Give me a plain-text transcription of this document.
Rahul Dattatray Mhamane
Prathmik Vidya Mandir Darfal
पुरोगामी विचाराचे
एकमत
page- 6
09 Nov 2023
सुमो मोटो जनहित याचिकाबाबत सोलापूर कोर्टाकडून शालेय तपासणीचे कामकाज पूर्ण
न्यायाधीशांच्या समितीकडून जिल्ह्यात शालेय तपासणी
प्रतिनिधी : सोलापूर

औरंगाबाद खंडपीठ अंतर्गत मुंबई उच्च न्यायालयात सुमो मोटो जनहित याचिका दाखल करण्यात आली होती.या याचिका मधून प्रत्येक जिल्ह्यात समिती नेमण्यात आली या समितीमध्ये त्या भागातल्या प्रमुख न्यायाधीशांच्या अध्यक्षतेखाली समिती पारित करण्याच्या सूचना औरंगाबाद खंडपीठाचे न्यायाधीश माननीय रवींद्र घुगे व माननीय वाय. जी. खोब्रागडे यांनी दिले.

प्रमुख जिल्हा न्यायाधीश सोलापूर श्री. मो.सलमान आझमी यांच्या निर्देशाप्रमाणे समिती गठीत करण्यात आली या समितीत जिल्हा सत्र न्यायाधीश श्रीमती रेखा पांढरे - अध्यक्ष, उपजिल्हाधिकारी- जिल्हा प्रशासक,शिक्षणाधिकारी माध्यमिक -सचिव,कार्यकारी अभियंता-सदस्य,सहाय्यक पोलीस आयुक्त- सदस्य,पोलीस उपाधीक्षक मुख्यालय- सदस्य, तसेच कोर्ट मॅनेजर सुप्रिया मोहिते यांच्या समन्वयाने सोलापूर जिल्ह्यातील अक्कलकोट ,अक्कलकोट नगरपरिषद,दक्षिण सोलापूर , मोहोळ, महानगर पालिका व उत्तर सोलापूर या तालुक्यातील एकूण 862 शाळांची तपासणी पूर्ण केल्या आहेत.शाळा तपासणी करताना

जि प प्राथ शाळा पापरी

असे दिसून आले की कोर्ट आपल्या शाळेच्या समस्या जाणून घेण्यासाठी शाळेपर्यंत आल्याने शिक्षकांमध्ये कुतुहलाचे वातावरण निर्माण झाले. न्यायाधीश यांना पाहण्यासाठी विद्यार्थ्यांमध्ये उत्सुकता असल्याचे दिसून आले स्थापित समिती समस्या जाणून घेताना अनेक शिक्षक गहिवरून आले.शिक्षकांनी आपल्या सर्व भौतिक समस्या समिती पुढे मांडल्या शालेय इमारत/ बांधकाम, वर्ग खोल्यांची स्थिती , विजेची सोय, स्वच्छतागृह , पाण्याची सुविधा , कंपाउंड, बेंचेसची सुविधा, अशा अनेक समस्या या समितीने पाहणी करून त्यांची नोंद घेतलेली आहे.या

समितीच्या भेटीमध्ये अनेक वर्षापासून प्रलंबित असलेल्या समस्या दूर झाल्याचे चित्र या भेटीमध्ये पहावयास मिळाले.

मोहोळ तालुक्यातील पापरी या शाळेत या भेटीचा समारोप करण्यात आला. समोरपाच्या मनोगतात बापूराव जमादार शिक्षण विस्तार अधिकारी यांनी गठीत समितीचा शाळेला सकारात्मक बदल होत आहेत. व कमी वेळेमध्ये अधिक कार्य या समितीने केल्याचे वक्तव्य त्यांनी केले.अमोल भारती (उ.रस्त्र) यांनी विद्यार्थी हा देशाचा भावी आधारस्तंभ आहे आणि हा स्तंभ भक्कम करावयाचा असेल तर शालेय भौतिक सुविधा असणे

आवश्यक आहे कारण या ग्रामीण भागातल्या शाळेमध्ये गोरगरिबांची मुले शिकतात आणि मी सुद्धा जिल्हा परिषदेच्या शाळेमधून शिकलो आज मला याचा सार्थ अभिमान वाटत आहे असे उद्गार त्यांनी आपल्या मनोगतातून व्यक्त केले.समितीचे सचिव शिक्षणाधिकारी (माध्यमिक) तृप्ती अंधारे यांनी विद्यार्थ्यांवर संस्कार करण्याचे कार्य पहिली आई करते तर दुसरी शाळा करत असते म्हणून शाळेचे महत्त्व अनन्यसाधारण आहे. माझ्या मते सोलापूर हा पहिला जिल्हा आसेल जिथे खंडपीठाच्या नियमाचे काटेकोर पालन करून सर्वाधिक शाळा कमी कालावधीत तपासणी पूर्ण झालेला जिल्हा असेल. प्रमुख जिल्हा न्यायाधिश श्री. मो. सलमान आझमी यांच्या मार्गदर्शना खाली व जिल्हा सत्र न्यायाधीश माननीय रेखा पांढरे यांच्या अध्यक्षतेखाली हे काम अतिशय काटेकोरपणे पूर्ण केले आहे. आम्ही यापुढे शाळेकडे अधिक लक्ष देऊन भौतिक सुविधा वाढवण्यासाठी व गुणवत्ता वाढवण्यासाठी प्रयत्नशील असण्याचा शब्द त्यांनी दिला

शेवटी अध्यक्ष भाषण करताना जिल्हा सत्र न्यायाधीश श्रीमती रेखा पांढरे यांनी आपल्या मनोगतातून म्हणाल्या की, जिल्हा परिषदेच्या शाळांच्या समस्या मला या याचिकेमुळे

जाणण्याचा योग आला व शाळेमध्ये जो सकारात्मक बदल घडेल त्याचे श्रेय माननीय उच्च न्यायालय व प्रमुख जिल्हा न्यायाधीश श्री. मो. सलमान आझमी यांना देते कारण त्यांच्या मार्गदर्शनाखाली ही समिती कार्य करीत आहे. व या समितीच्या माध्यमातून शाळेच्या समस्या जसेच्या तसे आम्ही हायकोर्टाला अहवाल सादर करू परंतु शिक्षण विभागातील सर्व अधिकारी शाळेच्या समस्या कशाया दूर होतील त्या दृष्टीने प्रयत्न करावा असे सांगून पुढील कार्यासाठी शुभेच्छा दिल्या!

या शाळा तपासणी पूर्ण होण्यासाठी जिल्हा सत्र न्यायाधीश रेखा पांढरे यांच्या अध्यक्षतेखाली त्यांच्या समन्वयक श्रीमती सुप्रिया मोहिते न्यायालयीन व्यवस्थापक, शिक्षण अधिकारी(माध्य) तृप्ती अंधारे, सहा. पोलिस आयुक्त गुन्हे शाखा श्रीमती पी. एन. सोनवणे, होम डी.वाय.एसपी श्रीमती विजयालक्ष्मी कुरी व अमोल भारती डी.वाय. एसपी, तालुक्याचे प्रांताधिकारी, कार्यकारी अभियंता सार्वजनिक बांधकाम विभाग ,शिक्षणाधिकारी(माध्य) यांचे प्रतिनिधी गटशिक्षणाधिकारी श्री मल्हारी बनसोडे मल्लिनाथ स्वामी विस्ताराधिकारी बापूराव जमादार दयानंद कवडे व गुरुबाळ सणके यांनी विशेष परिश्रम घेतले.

-*-

**Problem description:** Extract, word for word, each line of the listing above.

**Exercise output:**
Give me a plain-text transcription of this document.
Rahul Dattatray Mhamane
Prathmik Vidya Mandir Darfal
पुरोगामी विचाराचे
एकमत
page- 6
09 Nov 2023
सुमो मोटो जनहित याचिकाबाबत सोलापूर कोर्टाकडून शालेय तपासणीचे कामकाज पूर्ण
न्यायाधीशांच्या समितीकडून जिल्ह्यात शालेय तपासणी
प्रतिनिधी : सोलापूर

औरंगाबाद खंडपीठ अंतर्गत मुंबई उच्च न्यायालयात सुमो मोटो जनहित याचिका दाखल करण्यात आली होती.या याचिका मधून प्रत्येक जिल्ह्यात समिती नेमण्यात आली या समितीमध्ये त्या भागातल्या प्रमुख न्यायाधीशांच्या अध्यक्षतेखाली समिती पारित करण्याच्या सूचना औरंगाबाद खंडपीठाचे न्यायाधीश माननीय रवींद्र घुगे व माननीय वाय. जी. खोब्रागडे यांनी दिले.

प्रमुख जिल्हा न्यायाधीश सोलापूर श्री. मो.सलमान आझमी यांच्या निर्देशाप्रमाणे समिती गठीत करण्यात आली या समितीत जिल्हा सत्र न्यायाधीश श्रीमती रेखा पांढरे - अध्यक्ष, उपजिल्हाधिकारी- जिल्हा प्रशासक,शिक्षणाधिकारी माध्यमिक -सचिव,कार्यकारी अभियंता-सदस्य,सहाय्यक पोलीस आयुक्त- सदस्य,पोलीस उपाधीक्षक मुख्यालय- सदस्य, तसेच कोर्ट मॅनेजर सुप्रिया मोहिते यांच्या समन्वयाने सोलापूर जिल्ह्यातील अक्कलकोट ,अक्कलकोट नगरपरिषद,दक्षिण सोलापूर , मोहोळ, महानगर पालिका व उत्तर सोलापूर या तालुक्यातील एकूण 862 शाळांची तपासणी पूर्ण केल्या आहेत.शाळा तपासणी करताना

जि प प्राथ शाळा पापरी

असे दिसून आले की कोर्ट आपल्या शाळेच्या समस्या जाणून घेण्यासाठी शाळेपर्यंत आल्याने शिक्षकांमध्ये कुतुहलाचे वातावरण निर्माण झाले. न्यायाधीश यांना पाहण्यासाठी विद्यार्थ्यांमध्ये उत्सुकता असल्याचे दिसून आले स्थापित समिती समस्या जाणून घेताना अनेक शिक्षक गहिवरून आले.शिक्षकांनी आपल्या सर्व भौतिक समस्या समिती पुढे मांडल्या शालेय इमारत/ बांधकाम, वर्ग खोल्यांची स्थिती , विजेची सोय, स्वच्छतागृह , पाण्याची सुविधा , कंपाउंड, बेंचेसची सुविधा, अशा अनेक समस्या या समितीने पाहणी करून त्यांची नोंद घेतलेली आहे.या

समितीच्या भेटीमध्ये अनेक वर्षापासून प्रलंबित असलेल्या समस्या दूर झाल्याचे चित्र या भेटीमध्ये पहावयास मिळाले.

मोहोळ तालुक्यातील पापरी या शाळेत या भेटीचा समारोप करण्यात आला. समोरपाच्या मनोगतात बापूराव जमादार शिक्षण विस्तार अधिकारी यांनी गठीत समितीचा शाळेला सकारात्मक बदल होत आहेत. व कमी वेळेमध्ये अधिक कार्य या समितीने केल्याचे वक्तव्य त्यांनी केले.अमोल भारती (उ.रस्त्र) यांनी विद्यार्थी हा देशाचा भावी आधारस्तंभ आहे आणि हा स्तंभ भक्कम करावयाचा असेल तर शालेय भौतिक सुविधा असणे

आवश्यक आहे कारण या ग्रामीण भागातल्या शाळेमध्ये गोरगरिबांची मुले शिकतात आणि मी सुद्धा जिल्हा परिषदेच्या शाळेमधून शिकलो आज मला याचा सार्थ अभिमान वाटत आहे असे उद्गार त्यांनी आपल्या मनोगतातून व्यक्त केले.समितीचे सचिव शिक्षणाधिकारी (माध्यमिक) तृप्ती अंधारे यांनी विद्यार्थ्यांवर संस्कार करण्याचे कार्य पहिली आई करते तर दुसरी शाळा करत असते म्हणून शाळेचे महत्त्व अनन्यसाधारण आहे. माझ्या मते सोलापूर हा पहिला जिल्हा आसेल जिथे खंडपीठाच्या नियमाचे काटेकोर पालन करून सर्वाधिक शाळा कमी कालावधीत तपासणी पूर्ण झालेला जिल्हा असेल. प्रमुख जिल्हा न्यायाधिश श्री. मो. सलमान आझमी यांच्या मार्गदर्शना खाली व जिल्हा सत्र न्यायाधीश माननीय रेखा पांढरे यांच्या अध्यक्षतेखाली हे काम अतिशय काटेकोरपणे पूर्ण केले आहे. आम्ही यापुढे शाळेकडे अधिक लक्ष देऊन भौतिक सुविधा वाढवण्यासाठी व गुणवत्ता वाढवण्यासाठी प्रयत्नशील असण्याचा शब्द त्यांनी दिला

शेवटी अध्यक्ष भाषण करताना जिल्हा सत्र न्यायाधीश श्रीमती रेखा पांढरे यांनी आपल्या मनोगतातून म्हणाल्या की, जिल्हा परिषदेच्या शाळांच्या समस्या मला या याचिकेमुळे

जाणण्याचा योग आला व शाळेमध्ये जो सकारात्मक बदल घडेल त्याचे श्रेय माननीय उच्च न्यायालय व प्रमुख जिल्हा न्यायाधीश श्री. मो. सलमान आझमी यांना देते कारण त्यांच्या मार्गदर्शनाखाली ही समिती कार्य करीत आहे. व या समितीच्या माध्यमातून शाळेच्या समस्या जसेच्या तसे आम्ही हायकोर्टाला अहवाल सादर करू परंतु शिक्षण विभागातील सर्व अधिकारी शाळेच्या समस्या कशाया दूर होतील त्या दृष्टीने प्रयत्न करावा असे सांगून पुढील कार्यासाठी शुभेच्छा दिल्या!

या शाळा तपासणी पूर्ण होण्यासाठी जिल्हा सत्र न्यायाधीश रेखा पांढरे यांच्या अध्यक्षतेखाली त्यांच्या समन्वयक श्रीमती सुप्रिया मोहिते न्यायालयीन व्यवस्थापक, शिक्षण अधिकारी(माध्य) तृप्ती अंधारे, सहा. पोलिस आयुक्त गुन्हे शाखा श्रीमती पी. एन. सोनवणे, होम डी.वाय.एसपी श्रीमती विजयालक्ष्मी कुरी व अमोल भारती डी.वाय. एसपी, तालुक्याचे प्रांताधिकारी, कार्यकारी अभियंता सार्वजनिक बांधकाम विभाग ,शिक्षणाधिकारी(माध्य) यांचे प्रतिनिधी गटशिक्षणाधिकारी श्री मल्हारी बनसोडे मल्लिनाथ स्वामी विस्ताराधिकारी बापूराव जमादार दयानंद कवडे व गुरुबाळ सणके यांनी विशेष परिश्रम घेतले.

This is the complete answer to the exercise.